Records from a dataset -

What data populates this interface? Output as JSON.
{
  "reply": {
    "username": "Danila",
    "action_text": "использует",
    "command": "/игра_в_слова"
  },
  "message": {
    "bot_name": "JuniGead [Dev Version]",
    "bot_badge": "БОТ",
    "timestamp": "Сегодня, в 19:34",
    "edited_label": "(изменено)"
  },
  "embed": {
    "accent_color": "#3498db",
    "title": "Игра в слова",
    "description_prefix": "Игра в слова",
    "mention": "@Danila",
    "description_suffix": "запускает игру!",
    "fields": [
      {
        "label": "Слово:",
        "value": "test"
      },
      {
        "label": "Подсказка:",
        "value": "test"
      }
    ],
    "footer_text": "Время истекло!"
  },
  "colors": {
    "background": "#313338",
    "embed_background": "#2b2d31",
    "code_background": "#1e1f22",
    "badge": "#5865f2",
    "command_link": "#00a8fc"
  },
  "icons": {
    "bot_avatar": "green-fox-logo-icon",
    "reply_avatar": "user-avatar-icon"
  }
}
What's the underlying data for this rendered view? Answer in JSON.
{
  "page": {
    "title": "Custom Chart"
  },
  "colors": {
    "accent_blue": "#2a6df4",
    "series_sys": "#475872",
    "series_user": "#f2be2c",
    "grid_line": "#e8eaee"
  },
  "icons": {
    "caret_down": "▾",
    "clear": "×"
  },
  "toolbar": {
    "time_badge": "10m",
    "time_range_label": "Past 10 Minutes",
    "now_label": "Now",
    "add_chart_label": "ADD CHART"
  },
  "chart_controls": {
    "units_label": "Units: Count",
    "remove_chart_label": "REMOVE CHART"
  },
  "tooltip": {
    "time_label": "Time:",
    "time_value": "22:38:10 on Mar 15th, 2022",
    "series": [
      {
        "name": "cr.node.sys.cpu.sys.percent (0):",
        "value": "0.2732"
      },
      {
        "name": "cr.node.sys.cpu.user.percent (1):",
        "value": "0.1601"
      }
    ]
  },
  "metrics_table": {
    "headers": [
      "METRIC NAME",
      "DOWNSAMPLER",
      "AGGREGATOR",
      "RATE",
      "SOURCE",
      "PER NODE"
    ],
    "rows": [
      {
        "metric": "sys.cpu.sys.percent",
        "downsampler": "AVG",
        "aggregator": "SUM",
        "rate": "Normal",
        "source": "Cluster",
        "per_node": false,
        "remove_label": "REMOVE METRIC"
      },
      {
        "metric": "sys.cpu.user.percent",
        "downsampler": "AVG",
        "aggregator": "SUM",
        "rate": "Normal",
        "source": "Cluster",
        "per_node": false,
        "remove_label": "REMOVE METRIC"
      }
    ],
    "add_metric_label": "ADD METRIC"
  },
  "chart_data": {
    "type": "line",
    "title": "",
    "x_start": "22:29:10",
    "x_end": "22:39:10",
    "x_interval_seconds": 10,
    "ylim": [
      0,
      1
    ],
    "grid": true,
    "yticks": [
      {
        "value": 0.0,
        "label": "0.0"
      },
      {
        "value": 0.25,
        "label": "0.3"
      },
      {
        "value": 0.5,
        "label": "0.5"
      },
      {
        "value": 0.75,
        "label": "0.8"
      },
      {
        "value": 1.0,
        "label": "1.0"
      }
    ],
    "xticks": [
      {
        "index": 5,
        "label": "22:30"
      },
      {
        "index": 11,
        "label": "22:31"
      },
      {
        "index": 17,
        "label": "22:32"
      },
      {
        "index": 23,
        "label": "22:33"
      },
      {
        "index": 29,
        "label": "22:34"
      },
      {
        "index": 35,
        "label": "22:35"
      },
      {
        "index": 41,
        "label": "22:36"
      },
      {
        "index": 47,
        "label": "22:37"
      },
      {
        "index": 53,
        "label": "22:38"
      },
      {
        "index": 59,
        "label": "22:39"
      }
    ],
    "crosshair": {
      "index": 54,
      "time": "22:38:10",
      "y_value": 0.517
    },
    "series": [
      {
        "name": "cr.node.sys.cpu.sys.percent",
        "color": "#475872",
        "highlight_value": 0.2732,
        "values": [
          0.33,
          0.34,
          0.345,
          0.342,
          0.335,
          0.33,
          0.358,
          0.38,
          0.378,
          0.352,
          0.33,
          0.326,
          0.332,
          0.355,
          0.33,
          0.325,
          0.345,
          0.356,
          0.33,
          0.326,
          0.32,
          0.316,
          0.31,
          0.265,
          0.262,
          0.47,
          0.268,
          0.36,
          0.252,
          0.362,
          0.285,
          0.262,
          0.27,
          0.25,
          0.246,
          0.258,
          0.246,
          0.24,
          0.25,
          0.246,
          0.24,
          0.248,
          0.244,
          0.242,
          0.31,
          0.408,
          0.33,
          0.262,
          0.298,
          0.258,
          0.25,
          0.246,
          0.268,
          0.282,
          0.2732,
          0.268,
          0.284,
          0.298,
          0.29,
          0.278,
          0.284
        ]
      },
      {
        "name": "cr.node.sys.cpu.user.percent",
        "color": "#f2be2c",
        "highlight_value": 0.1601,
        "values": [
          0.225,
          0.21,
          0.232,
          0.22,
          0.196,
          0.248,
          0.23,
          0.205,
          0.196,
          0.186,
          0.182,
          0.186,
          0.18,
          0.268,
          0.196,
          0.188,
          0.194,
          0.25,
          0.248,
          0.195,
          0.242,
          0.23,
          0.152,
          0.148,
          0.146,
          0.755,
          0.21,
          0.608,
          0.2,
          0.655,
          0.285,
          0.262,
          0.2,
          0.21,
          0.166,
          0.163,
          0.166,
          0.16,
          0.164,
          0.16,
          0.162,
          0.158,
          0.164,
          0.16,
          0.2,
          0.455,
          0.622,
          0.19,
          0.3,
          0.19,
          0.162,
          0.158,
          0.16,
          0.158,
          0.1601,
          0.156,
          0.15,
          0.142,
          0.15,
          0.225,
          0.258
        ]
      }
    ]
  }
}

What to work on - Pick out the lines containing the word "percent" and show them.

Solution to this problem -
        "name": "cr.node.sys.cpu.sys.percent (0):",
        "name": "cr.node.sys.cpu.user.percent (1):",
        "metric": "sys.cpu.sys.percent",
        "metric": "sys.cpu.user.percent",
        "name": "cr.node.sys.cpu.sys.percent",
        "name": "cr.node.sys.cpu.user.percent",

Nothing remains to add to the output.